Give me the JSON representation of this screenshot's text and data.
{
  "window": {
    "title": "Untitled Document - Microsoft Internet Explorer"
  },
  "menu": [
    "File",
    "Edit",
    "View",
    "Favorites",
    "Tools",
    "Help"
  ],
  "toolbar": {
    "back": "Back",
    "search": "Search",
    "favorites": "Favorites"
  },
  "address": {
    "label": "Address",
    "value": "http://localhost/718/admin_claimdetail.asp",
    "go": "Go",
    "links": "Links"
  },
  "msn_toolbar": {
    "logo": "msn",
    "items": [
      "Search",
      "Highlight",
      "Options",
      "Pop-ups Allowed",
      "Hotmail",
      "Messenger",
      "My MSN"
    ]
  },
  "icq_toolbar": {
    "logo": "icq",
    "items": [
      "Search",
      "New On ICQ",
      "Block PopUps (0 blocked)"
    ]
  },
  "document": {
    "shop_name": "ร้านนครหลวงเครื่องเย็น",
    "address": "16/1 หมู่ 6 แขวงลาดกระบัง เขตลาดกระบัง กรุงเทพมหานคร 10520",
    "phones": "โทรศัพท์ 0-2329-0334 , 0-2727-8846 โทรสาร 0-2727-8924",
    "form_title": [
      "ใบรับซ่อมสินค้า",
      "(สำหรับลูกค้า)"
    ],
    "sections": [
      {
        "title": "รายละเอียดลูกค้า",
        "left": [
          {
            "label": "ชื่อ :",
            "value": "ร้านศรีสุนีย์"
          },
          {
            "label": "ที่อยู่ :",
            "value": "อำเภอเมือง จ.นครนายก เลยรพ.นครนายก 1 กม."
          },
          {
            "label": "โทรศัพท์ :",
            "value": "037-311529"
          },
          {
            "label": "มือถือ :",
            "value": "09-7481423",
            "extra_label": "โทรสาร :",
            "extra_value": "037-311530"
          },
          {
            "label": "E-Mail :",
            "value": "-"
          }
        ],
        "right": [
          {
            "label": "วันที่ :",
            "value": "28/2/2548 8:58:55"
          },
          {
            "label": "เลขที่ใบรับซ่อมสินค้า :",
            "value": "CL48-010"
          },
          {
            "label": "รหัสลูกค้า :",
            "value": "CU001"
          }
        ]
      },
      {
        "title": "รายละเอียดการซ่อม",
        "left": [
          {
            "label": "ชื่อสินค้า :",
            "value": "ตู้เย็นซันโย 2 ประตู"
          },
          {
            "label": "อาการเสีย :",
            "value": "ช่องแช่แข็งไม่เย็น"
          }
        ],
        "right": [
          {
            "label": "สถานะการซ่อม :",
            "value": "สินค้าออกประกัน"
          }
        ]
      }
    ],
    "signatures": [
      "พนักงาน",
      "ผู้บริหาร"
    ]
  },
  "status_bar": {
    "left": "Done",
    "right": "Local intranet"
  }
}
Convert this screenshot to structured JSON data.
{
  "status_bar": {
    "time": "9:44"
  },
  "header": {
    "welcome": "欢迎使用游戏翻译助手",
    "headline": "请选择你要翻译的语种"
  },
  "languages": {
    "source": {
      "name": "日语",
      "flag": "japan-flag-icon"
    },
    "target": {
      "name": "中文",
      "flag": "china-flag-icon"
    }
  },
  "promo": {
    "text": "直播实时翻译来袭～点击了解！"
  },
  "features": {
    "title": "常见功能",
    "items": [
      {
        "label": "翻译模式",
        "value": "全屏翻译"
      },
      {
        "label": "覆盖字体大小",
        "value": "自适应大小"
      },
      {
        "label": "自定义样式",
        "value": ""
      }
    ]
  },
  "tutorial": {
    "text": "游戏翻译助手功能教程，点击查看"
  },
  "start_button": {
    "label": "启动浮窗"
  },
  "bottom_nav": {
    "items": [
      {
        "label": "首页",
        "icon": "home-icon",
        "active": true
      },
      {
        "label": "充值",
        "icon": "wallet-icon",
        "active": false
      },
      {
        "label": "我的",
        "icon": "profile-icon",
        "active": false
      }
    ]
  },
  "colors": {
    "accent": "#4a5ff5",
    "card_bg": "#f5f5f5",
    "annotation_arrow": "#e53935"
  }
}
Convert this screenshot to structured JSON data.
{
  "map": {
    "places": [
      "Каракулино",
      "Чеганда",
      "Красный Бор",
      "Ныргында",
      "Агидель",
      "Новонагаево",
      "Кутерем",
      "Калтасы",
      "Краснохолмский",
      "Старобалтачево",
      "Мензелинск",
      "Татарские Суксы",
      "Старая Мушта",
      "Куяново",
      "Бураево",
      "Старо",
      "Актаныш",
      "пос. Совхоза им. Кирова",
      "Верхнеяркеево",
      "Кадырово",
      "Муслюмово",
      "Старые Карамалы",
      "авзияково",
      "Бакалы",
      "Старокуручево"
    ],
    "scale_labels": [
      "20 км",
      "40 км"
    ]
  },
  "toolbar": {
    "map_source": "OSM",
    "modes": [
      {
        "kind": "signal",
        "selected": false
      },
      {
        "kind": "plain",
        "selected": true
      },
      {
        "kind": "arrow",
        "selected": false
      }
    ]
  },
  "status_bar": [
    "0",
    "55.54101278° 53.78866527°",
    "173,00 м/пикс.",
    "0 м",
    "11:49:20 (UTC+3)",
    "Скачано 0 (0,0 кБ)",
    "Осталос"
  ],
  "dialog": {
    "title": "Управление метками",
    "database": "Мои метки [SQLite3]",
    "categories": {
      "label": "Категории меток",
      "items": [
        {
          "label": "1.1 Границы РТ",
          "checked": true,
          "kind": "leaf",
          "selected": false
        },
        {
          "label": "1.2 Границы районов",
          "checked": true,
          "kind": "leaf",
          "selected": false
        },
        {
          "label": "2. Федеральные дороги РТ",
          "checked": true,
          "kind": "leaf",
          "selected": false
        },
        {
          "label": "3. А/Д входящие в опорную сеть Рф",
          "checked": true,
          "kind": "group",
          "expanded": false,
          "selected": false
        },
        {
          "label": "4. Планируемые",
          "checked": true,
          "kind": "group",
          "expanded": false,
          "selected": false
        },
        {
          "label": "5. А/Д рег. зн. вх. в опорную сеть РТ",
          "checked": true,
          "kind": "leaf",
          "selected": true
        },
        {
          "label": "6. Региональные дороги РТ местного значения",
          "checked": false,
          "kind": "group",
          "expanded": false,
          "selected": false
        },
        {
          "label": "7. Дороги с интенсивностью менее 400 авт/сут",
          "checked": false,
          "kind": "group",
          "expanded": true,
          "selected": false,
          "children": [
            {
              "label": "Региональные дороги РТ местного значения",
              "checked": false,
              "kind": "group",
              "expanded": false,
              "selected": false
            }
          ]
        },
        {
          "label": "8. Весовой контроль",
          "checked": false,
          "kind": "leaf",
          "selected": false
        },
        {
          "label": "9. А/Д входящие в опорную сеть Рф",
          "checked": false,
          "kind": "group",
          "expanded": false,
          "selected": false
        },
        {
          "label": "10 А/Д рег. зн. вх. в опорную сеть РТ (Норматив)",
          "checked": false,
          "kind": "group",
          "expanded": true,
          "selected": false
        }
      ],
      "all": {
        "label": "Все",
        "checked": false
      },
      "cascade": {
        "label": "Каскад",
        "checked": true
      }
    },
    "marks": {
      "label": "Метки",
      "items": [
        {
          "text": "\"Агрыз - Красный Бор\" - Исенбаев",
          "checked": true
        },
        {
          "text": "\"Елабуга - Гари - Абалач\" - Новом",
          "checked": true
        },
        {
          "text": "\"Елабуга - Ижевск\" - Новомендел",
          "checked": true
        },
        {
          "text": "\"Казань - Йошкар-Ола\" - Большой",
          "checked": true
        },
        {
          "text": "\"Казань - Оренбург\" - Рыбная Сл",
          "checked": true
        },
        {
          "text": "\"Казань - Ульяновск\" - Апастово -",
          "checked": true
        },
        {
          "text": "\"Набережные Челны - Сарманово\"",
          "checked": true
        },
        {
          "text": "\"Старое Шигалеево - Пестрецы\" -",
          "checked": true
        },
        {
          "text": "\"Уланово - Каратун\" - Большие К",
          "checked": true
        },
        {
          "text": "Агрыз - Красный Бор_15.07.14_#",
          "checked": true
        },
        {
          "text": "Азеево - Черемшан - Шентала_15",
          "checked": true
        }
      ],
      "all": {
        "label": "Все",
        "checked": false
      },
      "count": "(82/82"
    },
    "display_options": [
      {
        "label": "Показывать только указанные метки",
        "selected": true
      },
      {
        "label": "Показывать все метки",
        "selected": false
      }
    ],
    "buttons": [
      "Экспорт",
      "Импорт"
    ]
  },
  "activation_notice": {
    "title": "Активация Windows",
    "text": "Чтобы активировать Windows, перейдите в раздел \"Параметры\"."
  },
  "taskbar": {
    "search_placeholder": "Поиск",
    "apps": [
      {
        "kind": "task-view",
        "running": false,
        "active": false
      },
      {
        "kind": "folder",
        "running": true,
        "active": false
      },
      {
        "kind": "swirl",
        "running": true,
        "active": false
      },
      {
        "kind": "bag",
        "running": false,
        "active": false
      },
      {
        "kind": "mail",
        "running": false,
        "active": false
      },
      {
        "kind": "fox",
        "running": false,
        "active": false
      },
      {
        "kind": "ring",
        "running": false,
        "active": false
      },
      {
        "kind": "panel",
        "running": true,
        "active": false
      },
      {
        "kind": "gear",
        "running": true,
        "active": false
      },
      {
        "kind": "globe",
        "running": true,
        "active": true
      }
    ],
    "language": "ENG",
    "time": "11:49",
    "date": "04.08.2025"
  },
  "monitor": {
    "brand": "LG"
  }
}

******************************

REQUIREMENT
State how many lines of the data include the word "Красный", with nothing else.

RESPONSE BELOW
3